## OBJECTIVE
All of the data that follows should be retyped exactly, please, except the pictures.

^^^^

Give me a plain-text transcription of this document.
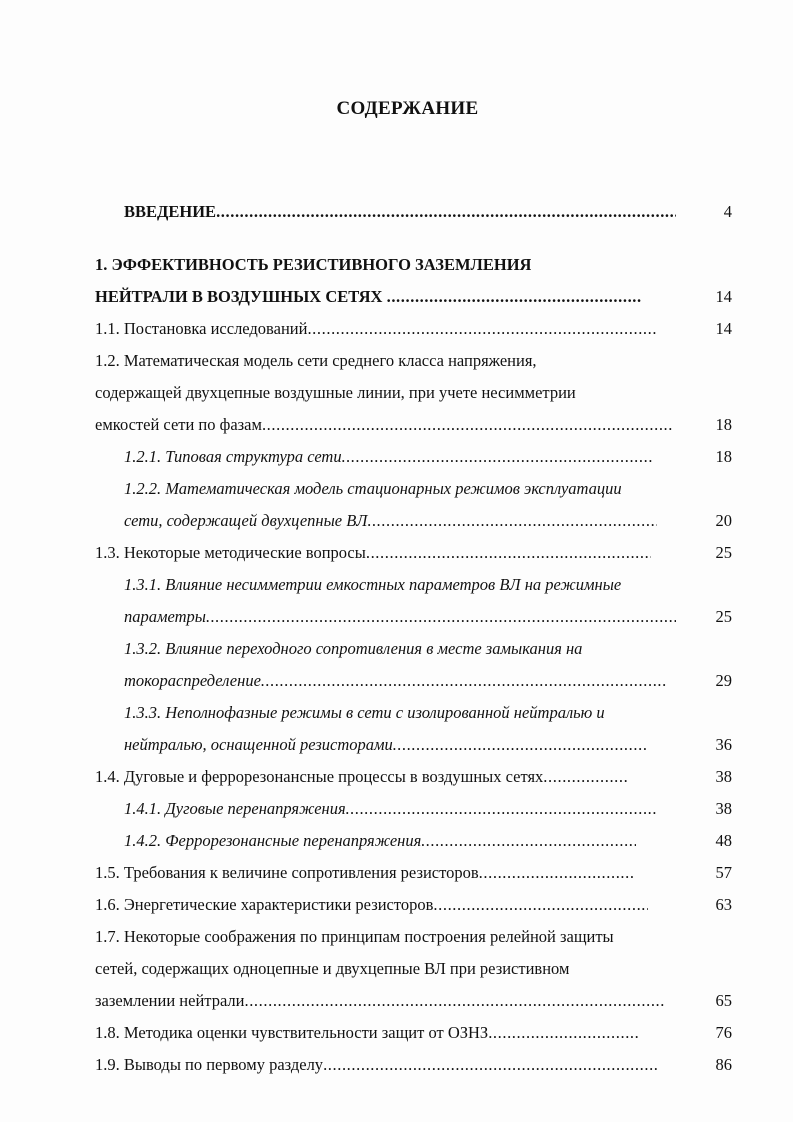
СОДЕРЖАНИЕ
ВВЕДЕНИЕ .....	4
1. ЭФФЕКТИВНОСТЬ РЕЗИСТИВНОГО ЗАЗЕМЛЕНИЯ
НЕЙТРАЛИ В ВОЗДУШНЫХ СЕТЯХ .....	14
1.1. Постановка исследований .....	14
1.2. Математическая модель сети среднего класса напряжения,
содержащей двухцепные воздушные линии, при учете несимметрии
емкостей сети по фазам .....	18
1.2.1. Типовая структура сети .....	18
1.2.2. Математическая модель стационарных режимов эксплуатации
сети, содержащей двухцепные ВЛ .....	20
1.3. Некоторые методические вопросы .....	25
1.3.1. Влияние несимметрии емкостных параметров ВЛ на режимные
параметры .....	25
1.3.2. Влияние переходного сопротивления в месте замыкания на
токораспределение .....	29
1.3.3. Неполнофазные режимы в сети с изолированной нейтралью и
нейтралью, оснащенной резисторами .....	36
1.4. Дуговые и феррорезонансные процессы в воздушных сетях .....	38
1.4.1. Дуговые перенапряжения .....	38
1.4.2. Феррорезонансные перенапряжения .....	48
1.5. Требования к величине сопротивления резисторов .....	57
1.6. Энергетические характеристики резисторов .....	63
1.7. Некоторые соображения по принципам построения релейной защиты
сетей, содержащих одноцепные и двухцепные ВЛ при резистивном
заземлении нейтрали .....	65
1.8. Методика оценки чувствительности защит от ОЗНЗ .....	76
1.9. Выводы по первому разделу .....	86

^^^^

## ANSWER TO THIS PROBLEM
Give me a plain-text transcription of this document.
СОДЕРЖАНИЕ
ВВЕДЕНИЕ .....	4
1. ЭФФЕКТИВНОСТЬ РЕЗИСТИВНОГО ЗАЗЕМЛЕНИЯ
НЕЙТРАЛИ В ВОЗДУШНЫХ СЕТЯХ .....	14
1.1. Постановка исследований .....	14
1.2. Математическая модель сети среднего класса напряжения,
содержащей двухцепные воздушные линии, при учете несимметрии
емкостей сети по фазам .....	18
1.2.1. Типовая структура сети .....	18
1.2.2. Математическая модель стационарных режимов эксплуатации
сети, содержащей двухцепные ВЛ .....	20
1.3. Некоторые методические вопросы .....	25
1.3.1. Влияние несимметрии емкостных параметров ВЛ на режимные
параметры .....	25
1.3.2. Влияние переходного сопротивления в месте замыкания на
токораспределение .....	29
1.3.3. Неполнофазные режимы в сети с изолированной нейтралью и
нейтралью, оснащенной резисторами .....	36
1.4. Дуговые и феррорезонансные процессы в воздушных сетях .....	38
1.4.1. Дуговые перенапряжения .....	38
1.4.2. Феррорезонансные перенапряжения .....	48
1.5. Требования к величине сопротивления резисторов .....	57
1.6. Энергетические характеристики резисторов .....	63
1.7. Некоторые соображения по принципам построения релейной защиты
сетей, содержащих одноцепные и двухцепные ВЛ при резистивном
заземлении нейтрали .....	65
1.8. Методика оценки чувствительности защит от ОЗНЗ .....	76
1.9. Выводы по первому разделу .....	86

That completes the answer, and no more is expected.